SHORT EXERCISE ▸ Reproduce each line bearing the word "Freih".

SOURCE RECORDS ▸

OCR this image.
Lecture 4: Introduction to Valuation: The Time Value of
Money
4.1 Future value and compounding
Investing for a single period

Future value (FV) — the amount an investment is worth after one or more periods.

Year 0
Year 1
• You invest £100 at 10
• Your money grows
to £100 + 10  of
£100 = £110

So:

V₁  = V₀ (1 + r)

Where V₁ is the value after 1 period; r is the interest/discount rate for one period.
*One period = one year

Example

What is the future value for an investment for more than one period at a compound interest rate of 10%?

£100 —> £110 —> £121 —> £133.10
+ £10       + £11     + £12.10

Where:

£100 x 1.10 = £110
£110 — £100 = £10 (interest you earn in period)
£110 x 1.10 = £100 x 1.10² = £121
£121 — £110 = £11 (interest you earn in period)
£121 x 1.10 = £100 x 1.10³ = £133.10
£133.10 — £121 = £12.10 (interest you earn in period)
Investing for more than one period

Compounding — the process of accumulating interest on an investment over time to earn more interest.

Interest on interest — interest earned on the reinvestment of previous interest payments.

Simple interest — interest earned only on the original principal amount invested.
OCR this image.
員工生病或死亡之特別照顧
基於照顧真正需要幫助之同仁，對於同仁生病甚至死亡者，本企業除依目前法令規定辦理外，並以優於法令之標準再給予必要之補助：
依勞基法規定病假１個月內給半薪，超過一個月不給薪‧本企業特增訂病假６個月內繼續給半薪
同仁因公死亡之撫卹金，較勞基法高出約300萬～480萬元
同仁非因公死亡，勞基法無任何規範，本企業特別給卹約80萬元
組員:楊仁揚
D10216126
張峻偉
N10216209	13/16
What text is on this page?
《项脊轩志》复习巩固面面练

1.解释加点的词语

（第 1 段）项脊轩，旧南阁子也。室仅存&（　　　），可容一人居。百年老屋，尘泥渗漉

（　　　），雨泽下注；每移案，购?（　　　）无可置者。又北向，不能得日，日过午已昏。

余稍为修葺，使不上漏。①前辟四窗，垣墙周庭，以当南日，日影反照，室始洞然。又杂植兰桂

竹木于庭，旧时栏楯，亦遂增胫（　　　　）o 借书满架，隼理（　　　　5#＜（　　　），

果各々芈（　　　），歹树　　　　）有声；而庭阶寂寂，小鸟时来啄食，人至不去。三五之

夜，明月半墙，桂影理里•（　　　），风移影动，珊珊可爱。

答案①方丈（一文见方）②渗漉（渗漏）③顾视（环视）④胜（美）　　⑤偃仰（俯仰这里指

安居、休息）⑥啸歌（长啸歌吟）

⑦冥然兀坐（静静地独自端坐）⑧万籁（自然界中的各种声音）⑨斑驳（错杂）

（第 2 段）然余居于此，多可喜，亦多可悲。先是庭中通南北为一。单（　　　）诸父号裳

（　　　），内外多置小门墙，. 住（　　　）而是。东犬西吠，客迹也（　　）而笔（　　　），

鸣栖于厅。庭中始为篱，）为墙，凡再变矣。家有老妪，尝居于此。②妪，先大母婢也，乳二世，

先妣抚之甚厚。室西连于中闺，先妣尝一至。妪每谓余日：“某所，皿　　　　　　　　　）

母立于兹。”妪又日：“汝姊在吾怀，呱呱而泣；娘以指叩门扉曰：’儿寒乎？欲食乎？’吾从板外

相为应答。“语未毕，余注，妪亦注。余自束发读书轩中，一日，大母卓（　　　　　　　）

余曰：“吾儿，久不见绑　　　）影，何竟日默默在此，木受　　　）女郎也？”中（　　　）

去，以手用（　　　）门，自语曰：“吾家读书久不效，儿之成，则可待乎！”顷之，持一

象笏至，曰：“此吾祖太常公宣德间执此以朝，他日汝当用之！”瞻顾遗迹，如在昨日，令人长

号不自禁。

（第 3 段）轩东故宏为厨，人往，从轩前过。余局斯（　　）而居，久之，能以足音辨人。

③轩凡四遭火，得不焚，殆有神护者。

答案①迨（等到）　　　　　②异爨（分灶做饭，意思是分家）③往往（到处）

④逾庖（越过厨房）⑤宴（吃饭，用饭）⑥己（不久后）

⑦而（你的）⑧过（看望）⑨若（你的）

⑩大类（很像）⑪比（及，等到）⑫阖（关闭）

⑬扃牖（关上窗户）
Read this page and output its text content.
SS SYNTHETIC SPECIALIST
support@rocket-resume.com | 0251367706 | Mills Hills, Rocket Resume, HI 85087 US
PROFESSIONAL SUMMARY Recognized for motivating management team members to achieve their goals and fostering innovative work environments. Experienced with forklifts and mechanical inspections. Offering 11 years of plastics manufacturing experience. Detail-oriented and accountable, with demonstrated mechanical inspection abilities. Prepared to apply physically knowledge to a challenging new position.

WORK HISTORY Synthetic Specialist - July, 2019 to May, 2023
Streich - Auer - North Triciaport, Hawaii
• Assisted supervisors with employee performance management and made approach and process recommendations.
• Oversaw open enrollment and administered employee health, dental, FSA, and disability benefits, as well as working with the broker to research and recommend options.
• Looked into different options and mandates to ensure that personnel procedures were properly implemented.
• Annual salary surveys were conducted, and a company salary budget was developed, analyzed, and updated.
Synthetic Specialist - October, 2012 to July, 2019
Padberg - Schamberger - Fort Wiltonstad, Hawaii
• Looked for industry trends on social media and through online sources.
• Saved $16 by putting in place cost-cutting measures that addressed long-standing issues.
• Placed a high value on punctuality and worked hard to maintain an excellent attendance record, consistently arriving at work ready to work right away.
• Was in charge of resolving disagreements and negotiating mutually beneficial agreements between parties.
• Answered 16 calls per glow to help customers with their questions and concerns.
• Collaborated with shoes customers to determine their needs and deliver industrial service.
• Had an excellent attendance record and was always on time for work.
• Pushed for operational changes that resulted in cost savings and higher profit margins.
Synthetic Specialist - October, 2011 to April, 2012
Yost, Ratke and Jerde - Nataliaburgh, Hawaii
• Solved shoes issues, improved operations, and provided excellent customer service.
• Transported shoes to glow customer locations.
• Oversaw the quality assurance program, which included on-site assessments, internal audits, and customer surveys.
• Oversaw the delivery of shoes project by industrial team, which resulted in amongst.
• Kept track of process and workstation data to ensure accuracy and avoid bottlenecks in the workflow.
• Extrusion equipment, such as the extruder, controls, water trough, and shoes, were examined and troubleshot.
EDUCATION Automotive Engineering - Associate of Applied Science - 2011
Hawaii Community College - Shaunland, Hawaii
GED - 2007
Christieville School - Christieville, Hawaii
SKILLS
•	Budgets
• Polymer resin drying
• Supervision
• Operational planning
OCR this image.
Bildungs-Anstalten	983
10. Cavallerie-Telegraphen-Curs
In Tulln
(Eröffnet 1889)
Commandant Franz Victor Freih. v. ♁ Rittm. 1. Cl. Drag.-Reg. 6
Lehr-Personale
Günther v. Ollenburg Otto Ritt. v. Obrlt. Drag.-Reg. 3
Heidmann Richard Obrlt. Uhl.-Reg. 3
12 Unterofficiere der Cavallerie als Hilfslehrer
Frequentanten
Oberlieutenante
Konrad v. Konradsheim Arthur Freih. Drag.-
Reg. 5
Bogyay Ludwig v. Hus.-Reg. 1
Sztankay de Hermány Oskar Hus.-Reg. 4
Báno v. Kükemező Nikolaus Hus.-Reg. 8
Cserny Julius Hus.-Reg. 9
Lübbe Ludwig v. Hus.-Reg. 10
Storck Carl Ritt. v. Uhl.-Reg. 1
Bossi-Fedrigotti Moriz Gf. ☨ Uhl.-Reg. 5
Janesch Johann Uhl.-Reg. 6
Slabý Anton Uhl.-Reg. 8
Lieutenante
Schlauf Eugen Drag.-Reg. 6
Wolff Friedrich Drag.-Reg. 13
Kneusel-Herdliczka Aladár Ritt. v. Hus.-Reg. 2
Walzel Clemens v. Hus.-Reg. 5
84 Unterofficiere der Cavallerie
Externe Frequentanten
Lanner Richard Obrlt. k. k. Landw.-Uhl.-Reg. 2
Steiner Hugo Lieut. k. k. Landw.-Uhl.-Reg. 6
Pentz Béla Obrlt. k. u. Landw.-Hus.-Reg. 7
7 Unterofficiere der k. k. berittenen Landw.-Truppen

SOLUTION TO THIS TASK ▸
Commandant Franz Victor Freih. v. ♁ Rittm. 1. Cl. Drag.-Reg. 6
Konrad v. Konradsheim Arthur Freih. Drag.-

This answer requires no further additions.